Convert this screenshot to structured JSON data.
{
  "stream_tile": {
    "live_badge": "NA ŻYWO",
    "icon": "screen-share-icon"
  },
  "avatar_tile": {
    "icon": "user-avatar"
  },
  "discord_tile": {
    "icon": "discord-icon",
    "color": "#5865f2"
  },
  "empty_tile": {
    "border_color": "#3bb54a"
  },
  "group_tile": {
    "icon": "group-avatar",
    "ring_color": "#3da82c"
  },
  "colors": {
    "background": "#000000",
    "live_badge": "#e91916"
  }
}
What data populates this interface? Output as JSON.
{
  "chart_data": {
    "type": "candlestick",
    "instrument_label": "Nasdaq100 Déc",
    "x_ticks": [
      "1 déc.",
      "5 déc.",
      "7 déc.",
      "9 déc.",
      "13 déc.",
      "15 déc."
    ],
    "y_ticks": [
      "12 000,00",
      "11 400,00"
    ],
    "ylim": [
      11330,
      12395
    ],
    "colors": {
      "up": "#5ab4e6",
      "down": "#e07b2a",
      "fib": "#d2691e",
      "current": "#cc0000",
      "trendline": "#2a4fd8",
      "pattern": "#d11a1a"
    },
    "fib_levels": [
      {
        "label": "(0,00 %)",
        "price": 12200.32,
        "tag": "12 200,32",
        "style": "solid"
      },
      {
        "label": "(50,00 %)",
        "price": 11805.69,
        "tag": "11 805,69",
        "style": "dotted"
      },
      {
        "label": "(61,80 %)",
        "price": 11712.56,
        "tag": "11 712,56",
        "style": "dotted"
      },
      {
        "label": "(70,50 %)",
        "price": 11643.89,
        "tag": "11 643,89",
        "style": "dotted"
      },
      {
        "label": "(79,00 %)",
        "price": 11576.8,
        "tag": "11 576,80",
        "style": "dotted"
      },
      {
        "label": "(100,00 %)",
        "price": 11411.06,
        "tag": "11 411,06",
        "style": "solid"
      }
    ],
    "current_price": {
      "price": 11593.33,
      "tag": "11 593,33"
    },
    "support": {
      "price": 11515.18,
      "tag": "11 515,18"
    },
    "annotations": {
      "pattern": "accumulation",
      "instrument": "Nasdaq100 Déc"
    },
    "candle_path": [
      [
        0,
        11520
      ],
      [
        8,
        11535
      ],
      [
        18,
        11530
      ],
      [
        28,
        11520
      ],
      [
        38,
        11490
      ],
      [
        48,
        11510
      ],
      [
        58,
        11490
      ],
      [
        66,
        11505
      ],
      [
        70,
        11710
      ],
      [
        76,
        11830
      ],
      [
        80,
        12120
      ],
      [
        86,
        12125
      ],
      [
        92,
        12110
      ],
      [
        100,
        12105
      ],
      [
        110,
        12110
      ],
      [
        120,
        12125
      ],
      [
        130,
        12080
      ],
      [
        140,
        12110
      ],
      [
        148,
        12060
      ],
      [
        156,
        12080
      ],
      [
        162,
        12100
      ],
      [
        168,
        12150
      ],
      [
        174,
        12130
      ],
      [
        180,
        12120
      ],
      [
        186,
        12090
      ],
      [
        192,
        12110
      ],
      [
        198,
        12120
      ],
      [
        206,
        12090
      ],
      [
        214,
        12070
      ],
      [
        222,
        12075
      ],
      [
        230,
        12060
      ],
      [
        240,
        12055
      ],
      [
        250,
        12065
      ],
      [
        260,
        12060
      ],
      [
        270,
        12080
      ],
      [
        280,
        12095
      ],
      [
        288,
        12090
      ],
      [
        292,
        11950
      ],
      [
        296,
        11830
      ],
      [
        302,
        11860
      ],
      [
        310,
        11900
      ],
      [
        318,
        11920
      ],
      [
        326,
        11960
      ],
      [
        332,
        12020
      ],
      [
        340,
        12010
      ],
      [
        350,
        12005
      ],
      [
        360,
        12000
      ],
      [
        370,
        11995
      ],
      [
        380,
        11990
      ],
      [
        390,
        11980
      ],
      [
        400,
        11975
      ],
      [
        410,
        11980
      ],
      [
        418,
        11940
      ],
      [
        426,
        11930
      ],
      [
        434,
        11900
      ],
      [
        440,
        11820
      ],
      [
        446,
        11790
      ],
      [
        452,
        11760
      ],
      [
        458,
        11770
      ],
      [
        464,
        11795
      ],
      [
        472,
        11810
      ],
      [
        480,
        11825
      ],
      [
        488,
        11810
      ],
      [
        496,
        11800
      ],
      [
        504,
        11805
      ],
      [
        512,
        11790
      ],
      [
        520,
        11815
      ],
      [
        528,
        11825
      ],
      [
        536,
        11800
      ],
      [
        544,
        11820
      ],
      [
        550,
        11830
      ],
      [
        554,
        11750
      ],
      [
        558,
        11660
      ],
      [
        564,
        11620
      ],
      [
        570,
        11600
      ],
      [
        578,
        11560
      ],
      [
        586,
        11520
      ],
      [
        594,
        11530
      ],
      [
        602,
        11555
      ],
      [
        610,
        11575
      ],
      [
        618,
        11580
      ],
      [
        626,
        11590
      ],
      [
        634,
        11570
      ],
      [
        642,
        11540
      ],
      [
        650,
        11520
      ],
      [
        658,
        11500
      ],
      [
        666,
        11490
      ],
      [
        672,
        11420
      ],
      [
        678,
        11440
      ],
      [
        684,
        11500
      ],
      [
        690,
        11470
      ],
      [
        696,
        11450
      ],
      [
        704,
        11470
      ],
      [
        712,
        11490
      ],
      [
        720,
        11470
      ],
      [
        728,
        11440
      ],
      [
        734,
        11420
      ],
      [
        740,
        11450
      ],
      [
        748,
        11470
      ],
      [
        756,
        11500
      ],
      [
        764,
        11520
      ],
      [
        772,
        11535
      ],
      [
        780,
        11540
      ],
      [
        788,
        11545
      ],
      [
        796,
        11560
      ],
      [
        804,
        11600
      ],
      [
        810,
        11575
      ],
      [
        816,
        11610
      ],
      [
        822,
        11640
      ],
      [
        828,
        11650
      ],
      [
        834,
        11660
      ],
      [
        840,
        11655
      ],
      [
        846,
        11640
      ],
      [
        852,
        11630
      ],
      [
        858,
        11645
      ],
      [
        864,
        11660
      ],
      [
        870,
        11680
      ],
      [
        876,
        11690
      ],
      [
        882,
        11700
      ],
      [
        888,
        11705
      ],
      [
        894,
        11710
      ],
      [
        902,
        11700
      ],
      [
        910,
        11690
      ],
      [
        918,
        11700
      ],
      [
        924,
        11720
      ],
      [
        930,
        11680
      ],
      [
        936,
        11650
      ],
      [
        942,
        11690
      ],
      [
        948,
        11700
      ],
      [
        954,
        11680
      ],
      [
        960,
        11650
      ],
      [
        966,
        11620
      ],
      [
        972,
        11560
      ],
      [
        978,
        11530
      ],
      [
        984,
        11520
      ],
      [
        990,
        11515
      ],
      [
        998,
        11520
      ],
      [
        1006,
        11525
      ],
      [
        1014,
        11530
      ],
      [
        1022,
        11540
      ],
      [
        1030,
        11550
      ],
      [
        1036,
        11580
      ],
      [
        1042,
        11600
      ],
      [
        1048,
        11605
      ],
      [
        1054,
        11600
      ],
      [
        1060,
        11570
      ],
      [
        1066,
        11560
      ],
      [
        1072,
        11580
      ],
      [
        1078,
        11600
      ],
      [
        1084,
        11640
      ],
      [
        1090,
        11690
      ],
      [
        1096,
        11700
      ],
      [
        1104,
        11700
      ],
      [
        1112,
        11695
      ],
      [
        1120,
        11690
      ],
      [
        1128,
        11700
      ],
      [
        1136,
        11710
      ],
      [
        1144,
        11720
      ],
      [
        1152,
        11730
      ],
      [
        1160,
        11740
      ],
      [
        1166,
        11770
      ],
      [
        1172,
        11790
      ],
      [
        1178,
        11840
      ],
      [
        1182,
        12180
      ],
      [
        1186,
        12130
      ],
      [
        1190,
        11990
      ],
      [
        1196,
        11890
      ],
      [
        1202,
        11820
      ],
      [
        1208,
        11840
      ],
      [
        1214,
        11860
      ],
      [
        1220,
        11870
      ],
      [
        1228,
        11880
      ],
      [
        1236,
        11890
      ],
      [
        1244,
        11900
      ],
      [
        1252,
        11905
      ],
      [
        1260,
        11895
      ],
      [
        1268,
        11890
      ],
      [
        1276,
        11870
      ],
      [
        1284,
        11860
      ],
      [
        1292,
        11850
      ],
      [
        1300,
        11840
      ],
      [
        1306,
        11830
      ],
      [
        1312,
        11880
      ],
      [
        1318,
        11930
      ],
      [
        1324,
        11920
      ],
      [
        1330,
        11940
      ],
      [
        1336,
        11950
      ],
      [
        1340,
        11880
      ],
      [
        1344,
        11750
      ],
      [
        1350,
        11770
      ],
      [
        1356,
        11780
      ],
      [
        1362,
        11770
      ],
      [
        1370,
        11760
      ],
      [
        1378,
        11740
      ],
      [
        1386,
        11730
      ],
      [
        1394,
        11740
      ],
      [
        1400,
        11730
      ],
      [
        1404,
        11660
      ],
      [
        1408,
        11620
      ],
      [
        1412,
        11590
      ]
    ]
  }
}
------------------------
--- YOUR TASK ---
Only a number is expected here: the count of lines in the listing that hold the string "pattern".

--- SOLUTION TO THE EXERCISE ---
2